● **GOAL**: Scan the material for the word "Customers", and copy each line where it shows up.

[Saved data entries]
** BEGIN **
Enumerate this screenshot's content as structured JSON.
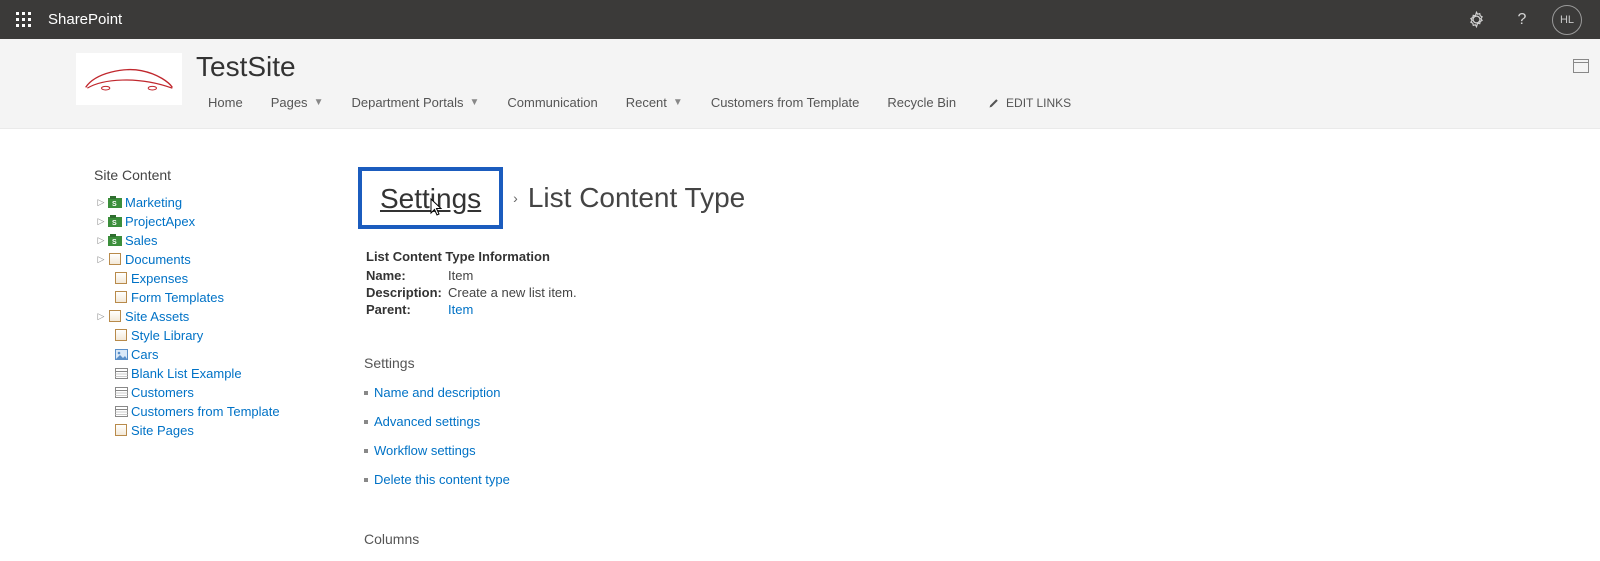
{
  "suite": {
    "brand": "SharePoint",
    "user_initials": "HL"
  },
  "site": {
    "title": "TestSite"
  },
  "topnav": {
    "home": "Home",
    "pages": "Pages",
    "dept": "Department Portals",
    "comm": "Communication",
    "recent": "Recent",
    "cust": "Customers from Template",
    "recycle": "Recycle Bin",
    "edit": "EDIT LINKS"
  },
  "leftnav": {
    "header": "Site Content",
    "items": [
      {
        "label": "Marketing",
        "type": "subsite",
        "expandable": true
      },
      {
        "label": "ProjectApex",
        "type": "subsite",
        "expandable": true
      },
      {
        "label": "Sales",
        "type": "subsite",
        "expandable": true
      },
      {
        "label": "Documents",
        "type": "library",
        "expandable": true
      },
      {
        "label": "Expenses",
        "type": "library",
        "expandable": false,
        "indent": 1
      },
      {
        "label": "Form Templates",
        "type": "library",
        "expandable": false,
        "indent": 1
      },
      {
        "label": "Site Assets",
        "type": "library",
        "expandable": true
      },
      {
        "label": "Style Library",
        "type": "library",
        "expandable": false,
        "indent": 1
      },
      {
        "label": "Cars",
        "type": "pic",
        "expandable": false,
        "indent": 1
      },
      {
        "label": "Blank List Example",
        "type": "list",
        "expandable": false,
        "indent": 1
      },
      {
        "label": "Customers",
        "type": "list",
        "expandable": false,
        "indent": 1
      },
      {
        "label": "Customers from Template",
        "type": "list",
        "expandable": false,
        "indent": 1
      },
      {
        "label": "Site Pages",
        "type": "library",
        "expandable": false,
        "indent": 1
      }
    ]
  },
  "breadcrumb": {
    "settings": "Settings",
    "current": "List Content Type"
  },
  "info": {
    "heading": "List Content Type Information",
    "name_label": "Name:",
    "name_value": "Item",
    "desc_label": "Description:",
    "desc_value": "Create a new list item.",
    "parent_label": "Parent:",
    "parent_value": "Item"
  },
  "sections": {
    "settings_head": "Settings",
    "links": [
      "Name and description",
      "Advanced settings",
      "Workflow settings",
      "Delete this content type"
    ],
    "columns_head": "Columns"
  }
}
** END **
● **SOLUTION FOR THIS EXERCISE**:
    "cust": "Customers from Template",
        "label": "Customers",
        "label": "Customers from Template",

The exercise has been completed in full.